# Aim:
Type every record exactly as it appears.

* START Available data *

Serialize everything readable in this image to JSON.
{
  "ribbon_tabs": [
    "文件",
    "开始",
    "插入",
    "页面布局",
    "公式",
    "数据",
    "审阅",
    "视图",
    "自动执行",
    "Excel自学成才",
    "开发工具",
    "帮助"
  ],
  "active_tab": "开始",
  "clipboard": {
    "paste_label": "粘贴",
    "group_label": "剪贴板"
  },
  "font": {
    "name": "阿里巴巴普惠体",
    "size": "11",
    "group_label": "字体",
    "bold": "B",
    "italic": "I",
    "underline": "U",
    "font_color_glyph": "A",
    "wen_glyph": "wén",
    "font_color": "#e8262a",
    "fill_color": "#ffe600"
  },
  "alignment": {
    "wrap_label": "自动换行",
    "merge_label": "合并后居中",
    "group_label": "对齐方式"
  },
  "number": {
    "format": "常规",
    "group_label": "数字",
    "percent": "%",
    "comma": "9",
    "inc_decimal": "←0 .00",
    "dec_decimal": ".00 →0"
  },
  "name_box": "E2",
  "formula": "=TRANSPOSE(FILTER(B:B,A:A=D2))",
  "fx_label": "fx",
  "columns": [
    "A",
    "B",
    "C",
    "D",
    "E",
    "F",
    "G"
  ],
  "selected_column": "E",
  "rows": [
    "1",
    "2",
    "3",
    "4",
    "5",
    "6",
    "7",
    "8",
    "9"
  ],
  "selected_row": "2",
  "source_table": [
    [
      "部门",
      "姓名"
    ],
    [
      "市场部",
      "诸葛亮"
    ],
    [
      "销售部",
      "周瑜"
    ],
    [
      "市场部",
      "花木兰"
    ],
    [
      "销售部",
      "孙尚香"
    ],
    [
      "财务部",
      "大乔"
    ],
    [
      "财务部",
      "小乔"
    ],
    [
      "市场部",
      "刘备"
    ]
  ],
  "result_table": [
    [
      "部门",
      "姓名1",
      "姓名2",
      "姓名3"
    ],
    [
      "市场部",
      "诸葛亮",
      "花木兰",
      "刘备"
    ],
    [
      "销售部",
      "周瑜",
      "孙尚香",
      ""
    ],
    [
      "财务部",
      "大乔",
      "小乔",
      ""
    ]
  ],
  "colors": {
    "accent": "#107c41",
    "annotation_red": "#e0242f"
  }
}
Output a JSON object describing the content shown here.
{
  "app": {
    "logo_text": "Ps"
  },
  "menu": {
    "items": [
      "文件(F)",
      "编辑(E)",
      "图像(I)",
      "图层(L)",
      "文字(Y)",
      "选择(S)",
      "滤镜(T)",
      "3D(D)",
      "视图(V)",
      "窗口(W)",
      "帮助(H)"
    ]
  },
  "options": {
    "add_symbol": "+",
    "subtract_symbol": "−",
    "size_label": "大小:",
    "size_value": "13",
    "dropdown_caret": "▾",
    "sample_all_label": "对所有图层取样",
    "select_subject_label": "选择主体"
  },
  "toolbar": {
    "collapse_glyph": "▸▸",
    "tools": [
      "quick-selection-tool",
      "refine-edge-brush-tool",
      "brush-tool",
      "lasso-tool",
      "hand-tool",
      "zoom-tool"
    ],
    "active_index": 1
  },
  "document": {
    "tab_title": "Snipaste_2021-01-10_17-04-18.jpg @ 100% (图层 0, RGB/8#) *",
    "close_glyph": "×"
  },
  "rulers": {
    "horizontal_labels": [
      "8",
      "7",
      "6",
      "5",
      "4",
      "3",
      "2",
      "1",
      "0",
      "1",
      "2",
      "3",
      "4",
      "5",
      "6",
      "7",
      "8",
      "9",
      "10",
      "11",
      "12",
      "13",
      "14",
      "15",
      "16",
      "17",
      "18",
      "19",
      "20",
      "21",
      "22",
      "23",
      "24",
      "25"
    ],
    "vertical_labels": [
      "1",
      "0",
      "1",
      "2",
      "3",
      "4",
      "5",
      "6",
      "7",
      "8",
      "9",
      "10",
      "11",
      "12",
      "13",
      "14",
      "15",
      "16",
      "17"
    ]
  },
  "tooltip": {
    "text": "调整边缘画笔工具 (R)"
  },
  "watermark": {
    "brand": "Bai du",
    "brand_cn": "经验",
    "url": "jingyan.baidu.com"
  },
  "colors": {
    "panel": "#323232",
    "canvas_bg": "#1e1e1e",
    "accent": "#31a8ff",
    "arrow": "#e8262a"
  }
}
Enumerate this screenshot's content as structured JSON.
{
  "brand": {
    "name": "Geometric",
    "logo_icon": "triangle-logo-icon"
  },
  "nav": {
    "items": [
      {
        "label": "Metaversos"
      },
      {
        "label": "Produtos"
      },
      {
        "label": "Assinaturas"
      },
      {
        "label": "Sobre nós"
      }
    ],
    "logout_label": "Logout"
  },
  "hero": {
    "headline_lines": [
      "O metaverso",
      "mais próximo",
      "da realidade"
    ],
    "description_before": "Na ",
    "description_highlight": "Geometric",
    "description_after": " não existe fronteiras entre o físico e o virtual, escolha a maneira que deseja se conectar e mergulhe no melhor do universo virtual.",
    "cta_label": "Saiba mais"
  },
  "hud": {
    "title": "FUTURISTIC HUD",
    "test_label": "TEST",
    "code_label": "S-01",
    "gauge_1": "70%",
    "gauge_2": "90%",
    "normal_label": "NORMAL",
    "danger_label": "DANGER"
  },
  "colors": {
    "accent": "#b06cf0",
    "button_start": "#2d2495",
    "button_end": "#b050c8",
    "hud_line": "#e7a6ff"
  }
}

* END Available data *

# The response:
Serialize everything readable in this image to JSON.
{
  "ribbon_tabs": [
    "文件",
    "开始",
    "插入",
    "页面布局",
    "公式",
    "数据",
    "审阅",
    "视图",
    "自动执行",
    "Excel自学成才",
    "开发工具",
    "帮助"
  ],
  "active_tab": "开始",
  "clipboard": {
    "paste_label": "粘贴",
    "group_label": "剪贴板"
  },
  "font": {
    "name": "阿里巴巴普惠体",
    "size": "11",
    "group_label": "字体",
    "bold": "B",
    "italic": "I",
    "underline": "U",
    "font_color_glyph": "A",
    "wen_glyph": "wén",
    "font_color": "#e8262a",
    "fill_color": "#ffe600"
  },
  "alignment": {
    "wrap_label": "自动换行",
    "merge_label": "合并后居中",
    "group_label": "对齐方式"
  },
  "number": {
    "format": "常规",
    "group_label": "数字",
    "percent": "%",
    "comma": "9",
    "inc_decimal": "←0 .00",
    "dec_decimal": ".00 →0"
  },
  "name_box": "E2",
  "formula": "=TRANSPOSE(FILTER(B:B,A:A=D2))",
  "fx_label": "fx",
  "columns": [
    "A",
    "B",
    "C",
    "D",
    "E",
    "F",
    "G"
  ],
  "selected_column": "E",
  "rows": [
    "1",
    "2",
    "3",
    "4",
    "5",
    "6",
    "7",
    "8",
    "9"
  ],
  "selected_row": "2",
  "source_table": [
    [
      "部门",
      "姓名"
    ],
    [
      "市场部",
      "诸葛亮"
    ],
    [
      "销售部",
      "周瑜"
    ],
    [
      "市场部",
      "花木兰"
    ],
    [
      "销售部",
      "孙尚香"
    ],
    [
      "财务部",
      "大乔"
    ],
    [
      "财务部",
      "小乔"
    ],
    [
      "市场部",
      "刘备"
    ]
  ],
  "result_table": [
    [
      "部门",
      "姓名1",
      "姓名2",
      "姓名3"
    ],
    [
      "市场部",
      "诸葛亮",
      "花木兰",
      "刘备"
    ],
    [
      "销售部",
      "周瑜",
      "孙尚香",
      ""
    ],
    [
      "财务部",
      "大乔",
      "小乔",
      ""
    ]
  ],
  "colors": {
    "accent": "#107c41",
    "annotation_red": "#e0242f"
  }
}
Output a JSON object describing the content shown here.
{
  "app": {
    "logo_text": "Ps"
  },
  "menu": {
    "items": [
      "文件(F)",
      "编辑(E)",
      "图像(I)",
      "图层(L)",
      "文字(Y)",
      "选择(S)",
      "滤镜(T)",
      "3D(D)",
      "视图(V)",
      "窗口(W)",
      "帮助(H)"
    ]
  },
  "options": {
    "add_symbol": "+",
    "subtract_symbol": "−",
    "size_label": "大小:",
    "size_value": "13",
    "dropdown_caret": "▾",
    "sample_all_label": "对所有图层取样",
    "select_subject_label": "选择主体"
  },
  "toolbar": {
    "collapse_glyph": "▸▸",
    "tools": [
      "quick-selection-tool",
      "refine-edge-brush-tool",
      "brush-tool",
      "lasso-tool",
      "hand-tool",
      "zoom-tool"
    ],
    "active_index": 1
  },
  "document": {
    "tab_title": "Snipaste_2021-01-10_17-04-18.jpg @ 100% (图层 0, RGB/8#) *",
    "close_glyph": "×"
  },
  "rulers": {
    "horizontal_labels": [
      "8",
      "7",
      "6",
      "5",
      "4",
      "3",
      "2",
      "1",
      "0",
      "1",
      "2",
      "3",
      "4",
      "5",
      "6",
      "7",
      "8",
      "9",
      "10",
      "11",
      "12",
      "13",
      "14",
      "15",
      "16",
      "17",
      "18",
      "19",
      "20",
      "21",
      "22",
      "23",
      "24",
      "25"
    ],
    "vertical_labels": [
      "1",
      "0",
      "1",
      "2",
      "3",
      "4",
      "5",
      "6",
      "7",
      "8",
      "9",
      "10",
      "11",
      "12",
      "13",
      "14",
      "15",
      "16",
      "17"
    ]
  },
  "tooltip": {
    "text": "调整边缘画笔工具 (R)"
  },
  "watermark": {
    "brand": "Bai du",
    "brand_cn": "经验",
    "url": "jingyan.baidu.com"
  },
  "colors": {
    "panel": "#323232",
    "canvas_bg": "#1e1e1e",
    "accent": "#31a8ff",
    "arrow": "#e8262a"
  }
}
Enumerate this screenshot's content as structured JSON.
{
  "brand": {
    "name": "Geometric",
    "logo_icon": "triangle-logo-icon"
  },
  "nav": {
    "items": [
      {
        "label": "Metaversos"
      },
      {
        "label": "Produtos"
      },
      {
        "label": "Assinaturas"
      },
      {
        "label": "Sobre nós"
      }
    ],
    "logout_label": "Logout"
  },
  "hero": {
    "headline_lines": [
      "O metaverso",
      "mais próximo",
      "da realidade"
    ],
    "description_before": "Na ",
    "description_highlight": "Geometric",
    "description_after": " não existe fronteiras entre o físico e o virtual, escolha a maneira que deseja se conectar e mergulhe no melhor do universo virtual.",
    "cta_label": "Saiba mais"
  },
  "hud": {
    "title": "FUTURISTIC HUD",
    "test_label": "TEST",
    "code_label": "S-01",
    "gauge_1": "70%",
    "gauge_2": "90%",
    "normal_label": "NORMAL",
    "danger_label": "DANGER"
  },
  "colors": {
    "accent": "#b06cf0",
    "button_start": "#2d2495",
    "button_end": "#b050c8",
    "hud_line": "#e7a6ff"
  }
}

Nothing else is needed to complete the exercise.